** Start Document extract **
Since S3 does not have any concept of a directory as opposed to a piece of data, any tool that stores directory structures in S3 must find a way to represent a directory with a data object. Of course, since there is no recommended way to do this every tool does something different. Which leads to the problems you're seeing.

JetS3t uses object metadata to tag an S3 object which represents a directory. Other tools tend to use naming conventions in the object names, such as by ending with a "/" slash character (Transmit) or with the "_$folder$" suffix (S3 Organizer Firefox extension). In many cases it isn't strictly necessary to represent directories explicitly since they can be inferred from hierarchical object names that contain slash characters, like "gaming_ca/another_subdir/myfile.txt". However, to ensure that empty directories are synchronized with S3 a directory place-holder object is required.
** End Document extract **
** Start Given data **
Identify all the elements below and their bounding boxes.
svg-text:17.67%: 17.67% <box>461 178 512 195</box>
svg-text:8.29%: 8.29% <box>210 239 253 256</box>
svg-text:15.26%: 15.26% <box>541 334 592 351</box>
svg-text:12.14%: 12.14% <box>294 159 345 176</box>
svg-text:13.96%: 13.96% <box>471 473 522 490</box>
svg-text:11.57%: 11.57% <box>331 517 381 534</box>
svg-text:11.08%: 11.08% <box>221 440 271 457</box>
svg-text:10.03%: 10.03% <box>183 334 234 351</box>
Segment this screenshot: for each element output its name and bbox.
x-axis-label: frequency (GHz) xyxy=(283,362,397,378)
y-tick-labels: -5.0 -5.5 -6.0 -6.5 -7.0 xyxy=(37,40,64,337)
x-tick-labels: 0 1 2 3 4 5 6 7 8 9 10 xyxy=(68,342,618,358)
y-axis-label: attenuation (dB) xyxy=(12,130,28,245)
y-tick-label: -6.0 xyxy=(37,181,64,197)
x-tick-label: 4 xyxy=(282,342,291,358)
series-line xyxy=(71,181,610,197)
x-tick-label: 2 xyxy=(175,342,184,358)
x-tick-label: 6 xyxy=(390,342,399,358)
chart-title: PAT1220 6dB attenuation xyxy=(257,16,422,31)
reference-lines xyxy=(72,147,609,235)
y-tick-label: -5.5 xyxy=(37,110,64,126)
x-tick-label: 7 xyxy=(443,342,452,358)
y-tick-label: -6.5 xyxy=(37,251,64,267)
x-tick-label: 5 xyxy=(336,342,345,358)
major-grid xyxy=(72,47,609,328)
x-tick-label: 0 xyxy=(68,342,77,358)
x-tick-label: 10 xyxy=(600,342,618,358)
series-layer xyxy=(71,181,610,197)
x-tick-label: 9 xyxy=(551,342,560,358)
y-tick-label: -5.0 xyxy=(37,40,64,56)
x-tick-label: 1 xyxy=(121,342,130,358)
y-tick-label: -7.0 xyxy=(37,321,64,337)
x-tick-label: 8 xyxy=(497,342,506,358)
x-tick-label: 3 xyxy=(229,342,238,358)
** End Given data **
Short problem 1 = In the S3 directory text, what does JetS3t use to tag an S3 object that represents a directory?
Short problem 2 = Give the part of the S3 directory text that opens with "JetS3t uses object" and closes with "object is required.", swapping "metadata" for "attributes".

Correct answer 1 = Object metadata.

Correct answer 2 =
JetS3t uses object attributes to tag an S3 object which represents a directory. Other tools tend to use naming conventions in the object names, such as by ending with a "/" slash character (Transmit) or with the "_$folder$" suffix (S3 Organizer Firefox extension). In many cases it isn't strictly necessary to represent directories explicitly since they can be inferred from hierarchical object names that contain slash characters, like "gaming_ca/another_subdir/myfile.txt". However, to ensure that empty directories are synchronized with S3 a directory place-holder object is required.